>> Start RECORDED INFORMATION
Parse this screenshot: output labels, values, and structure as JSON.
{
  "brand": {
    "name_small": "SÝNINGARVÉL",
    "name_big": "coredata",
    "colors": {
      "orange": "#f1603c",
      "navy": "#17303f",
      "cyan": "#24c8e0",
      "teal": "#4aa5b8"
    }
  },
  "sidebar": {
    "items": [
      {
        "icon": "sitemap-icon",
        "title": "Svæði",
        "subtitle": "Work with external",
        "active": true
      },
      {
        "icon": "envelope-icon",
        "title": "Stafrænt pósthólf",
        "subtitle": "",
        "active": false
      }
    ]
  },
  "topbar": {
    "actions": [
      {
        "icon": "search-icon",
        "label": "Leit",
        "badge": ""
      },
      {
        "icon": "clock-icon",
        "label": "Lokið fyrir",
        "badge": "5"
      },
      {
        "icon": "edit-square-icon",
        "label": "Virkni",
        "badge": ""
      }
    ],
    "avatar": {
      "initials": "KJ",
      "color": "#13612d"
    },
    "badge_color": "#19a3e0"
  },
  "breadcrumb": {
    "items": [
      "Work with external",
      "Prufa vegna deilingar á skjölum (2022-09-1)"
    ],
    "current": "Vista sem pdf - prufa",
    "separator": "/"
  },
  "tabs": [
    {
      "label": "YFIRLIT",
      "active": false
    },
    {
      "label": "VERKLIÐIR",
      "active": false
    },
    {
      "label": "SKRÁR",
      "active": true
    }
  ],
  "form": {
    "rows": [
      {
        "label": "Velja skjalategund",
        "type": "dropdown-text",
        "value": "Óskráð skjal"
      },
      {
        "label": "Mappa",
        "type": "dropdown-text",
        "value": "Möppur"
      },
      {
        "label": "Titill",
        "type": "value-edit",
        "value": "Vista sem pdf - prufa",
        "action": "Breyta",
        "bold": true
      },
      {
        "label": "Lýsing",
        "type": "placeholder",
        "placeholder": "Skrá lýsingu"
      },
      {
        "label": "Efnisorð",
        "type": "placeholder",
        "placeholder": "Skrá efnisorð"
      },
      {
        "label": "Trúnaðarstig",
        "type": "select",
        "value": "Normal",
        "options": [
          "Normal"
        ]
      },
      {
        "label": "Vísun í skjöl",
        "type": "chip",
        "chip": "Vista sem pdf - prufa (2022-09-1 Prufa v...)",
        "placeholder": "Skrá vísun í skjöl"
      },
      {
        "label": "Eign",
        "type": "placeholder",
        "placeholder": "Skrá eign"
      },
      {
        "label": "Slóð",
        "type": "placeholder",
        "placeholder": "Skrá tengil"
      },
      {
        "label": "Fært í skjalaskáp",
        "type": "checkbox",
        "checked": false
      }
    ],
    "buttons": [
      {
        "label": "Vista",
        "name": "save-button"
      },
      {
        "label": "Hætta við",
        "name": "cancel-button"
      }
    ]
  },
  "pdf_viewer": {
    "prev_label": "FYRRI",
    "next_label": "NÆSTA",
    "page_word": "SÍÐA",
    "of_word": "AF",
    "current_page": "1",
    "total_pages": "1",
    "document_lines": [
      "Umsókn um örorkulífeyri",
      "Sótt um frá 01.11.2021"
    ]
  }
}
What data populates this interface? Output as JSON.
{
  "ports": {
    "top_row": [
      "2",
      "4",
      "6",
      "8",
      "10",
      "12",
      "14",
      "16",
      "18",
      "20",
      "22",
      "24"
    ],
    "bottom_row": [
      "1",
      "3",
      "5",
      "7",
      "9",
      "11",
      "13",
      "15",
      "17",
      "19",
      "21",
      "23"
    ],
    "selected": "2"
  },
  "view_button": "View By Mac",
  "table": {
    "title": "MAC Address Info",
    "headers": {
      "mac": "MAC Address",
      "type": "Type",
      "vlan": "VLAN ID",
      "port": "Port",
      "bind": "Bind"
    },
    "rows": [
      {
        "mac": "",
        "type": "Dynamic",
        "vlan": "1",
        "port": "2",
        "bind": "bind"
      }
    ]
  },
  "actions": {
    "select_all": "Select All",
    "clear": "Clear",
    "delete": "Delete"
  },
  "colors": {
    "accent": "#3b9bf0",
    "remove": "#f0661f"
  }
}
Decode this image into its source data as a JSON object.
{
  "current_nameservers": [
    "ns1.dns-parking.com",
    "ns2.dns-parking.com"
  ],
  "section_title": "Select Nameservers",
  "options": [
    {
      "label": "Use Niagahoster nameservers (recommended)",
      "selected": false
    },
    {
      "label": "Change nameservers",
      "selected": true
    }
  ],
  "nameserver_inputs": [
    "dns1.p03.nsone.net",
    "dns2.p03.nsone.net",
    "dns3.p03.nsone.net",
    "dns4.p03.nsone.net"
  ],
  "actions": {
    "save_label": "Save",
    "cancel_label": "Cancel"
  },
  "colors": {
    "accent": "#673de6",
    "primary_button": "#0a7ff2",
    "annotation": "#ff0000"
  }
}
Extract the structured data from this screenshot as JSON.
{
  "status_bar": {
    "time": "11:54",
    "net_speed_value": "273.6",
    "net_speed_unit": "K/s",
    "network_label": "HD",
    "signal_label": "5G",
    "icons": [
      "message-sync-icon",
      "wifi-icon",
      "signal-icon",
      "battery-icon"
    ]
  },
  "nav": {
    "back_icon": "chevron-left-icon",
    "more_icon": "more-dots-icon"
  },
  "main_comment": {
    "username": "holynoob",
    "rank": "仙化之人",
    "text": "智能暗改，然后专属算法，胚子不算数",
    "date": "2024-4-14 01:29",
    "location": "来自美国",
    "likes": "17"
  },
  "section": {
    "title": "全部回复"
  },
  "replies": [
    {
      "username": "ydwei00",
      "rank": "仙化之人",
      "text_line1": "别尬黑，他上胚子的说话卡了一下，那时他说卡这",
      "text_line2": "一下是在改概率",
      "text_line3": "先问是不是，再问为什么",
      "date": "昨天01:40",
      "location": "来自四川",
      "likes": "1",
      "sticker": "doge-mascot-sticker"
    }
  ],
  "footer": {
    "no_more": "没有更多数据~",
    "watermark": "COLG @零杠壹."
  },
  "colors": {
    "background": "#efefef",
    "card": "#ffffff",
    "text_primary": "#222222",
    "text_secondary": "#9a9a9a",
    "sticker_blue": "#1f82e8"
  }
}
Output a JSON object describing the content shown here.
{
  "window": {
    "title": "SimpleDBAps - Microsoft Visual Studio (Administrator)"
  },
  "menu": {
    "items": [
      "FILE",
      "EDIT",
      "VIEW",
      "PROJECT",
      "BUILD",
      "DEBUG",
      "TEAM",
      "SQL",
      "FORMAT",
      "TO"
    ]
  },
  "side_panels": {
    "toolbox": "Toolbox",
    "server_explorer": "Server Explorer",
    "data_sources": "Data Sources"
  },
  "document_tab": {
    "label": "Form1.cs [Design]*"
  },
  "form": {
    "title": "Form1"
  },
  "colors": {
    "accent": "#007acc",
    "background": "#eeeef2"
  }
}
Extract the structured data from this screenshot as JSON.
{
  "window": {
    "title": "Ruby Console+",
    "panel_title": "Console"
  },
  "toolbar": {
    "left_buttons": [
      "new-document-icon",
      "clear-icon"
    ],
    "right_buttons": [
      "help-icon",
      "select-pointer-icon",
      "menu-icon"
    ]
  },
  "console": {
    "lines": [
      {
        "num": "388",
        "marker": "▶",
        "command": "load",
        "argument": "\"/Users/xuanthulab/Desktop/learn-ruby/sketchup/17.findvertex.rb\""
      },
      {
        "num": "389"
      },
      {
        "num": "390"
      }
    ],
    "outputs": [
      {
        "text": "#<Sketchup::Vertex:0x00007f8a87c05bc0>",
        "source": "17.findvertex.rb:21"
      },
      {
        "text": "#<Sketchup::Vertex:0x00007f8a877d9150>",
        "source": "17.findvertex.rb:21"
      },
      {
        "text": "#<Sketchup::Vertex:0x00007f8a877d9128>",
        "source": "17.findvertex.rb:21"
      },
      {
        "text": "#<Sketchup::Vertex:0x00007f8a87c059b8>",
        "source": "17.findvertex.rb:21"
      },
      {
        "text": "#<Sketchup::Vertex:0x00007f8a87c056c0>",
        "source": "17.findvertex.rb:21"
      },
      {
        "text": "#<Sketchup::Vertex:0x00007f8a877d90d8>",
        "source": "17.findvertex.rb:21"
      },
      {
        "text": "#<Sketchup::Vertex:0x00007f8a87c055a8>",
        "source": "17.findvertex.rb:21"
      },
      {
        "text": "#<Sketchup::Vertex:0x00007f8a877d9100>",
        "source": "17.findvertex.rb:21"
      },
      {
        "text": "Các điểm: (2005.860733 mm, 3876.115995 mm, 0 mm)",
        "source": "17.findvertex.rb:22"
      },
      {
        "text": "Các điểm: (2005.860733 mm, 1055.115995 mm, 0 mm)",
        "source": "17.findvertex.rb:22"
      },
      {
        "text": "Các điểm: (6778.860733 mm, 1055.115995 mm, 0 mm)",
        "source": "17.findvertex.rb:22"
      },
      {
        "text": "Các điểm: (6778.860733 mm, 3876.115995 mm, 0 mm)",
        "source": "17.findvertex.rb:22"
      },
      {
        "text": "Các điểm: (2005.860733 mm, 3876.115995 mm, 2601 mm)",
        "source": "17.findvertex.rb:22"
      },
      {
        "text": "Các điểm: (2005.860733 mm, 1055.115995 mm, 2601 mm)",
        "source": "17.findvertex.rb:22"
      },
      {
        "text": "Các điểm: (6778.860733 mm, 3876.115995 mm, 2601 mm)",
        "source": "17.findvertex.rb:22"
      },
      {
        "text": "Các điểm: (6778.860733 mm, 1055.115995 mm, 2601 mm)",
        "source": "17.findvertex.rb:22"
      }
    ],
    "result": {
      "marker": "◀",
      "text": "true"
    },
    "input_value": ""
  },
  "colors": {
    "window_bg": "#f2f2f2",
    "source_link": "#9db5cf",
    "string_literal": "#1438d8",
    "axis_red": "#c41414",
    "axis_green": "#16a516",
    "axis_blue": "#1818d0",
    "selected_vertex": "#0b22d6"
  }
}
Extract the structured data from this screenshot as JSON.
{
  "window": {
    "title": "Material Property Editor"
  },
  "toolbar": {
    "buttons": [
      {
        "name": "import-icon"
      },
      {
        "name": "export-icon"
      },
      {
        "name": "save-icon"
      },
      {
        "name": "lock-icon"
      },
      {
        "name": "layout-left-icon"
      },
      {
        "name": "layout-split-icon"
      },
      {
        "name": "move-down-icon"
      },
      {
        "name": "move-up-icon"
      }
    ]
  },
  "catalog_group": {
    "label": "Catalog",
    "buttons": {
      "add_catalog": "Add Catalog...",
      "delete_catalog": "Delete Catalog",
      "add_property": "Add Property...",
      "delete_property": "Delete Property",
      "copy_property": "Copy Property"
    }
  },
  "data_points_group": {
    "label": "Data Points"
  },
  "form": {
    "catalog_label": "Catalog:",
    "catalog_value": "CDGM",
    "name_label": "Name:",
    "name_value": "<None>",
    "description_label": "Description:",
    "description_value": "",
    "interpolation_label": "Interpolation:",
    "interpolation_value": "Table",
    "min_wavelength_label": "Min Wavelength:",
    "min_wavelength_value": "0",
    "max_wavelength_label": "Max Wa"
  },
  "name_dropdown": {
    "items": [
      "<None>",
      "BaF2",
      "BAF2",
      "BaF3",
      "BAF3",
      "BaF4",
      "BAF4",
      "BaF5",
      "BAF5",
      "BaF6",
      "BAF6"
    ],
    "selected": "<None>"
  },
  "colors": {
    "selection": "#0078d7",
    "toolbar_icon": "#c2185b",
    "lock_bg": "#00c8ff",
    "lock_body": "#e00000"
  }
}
>> End RECORDED INFORMATION
> WHAT IS ASKED: Return each line among the entries that holds the word "điểm".

> TASK OUTPUT:
        "text": "Các điểm: (2005.860733 mm, 3876.115995 mm, 0 mm)",
        "text": "Các điểm: (2005.860733 mm, 1055.115995 mm, 0 mm)",
        "text": "Các điểm: (6778.860733 mm, 1055.115995 mm, 0 mm)",
        "text": "Các điểm: (6778.860733 mm, 3876.115995 mm, 0 mm)",
        "text": "Các điểm: (2005.860733 mm, 3876.115995 mm, 2601 mm)",
        "text": "Các điểm: (2005.860733 mm, 1055.115995 mm, 2601 mm)",
        "text": "Các điểm: (6778.860733 mm, 3876.115995 mm, 2601 mm)",
        "text": "Các điểm: (6778.860733 mm, 1055.115995 mm, 2601 mm)",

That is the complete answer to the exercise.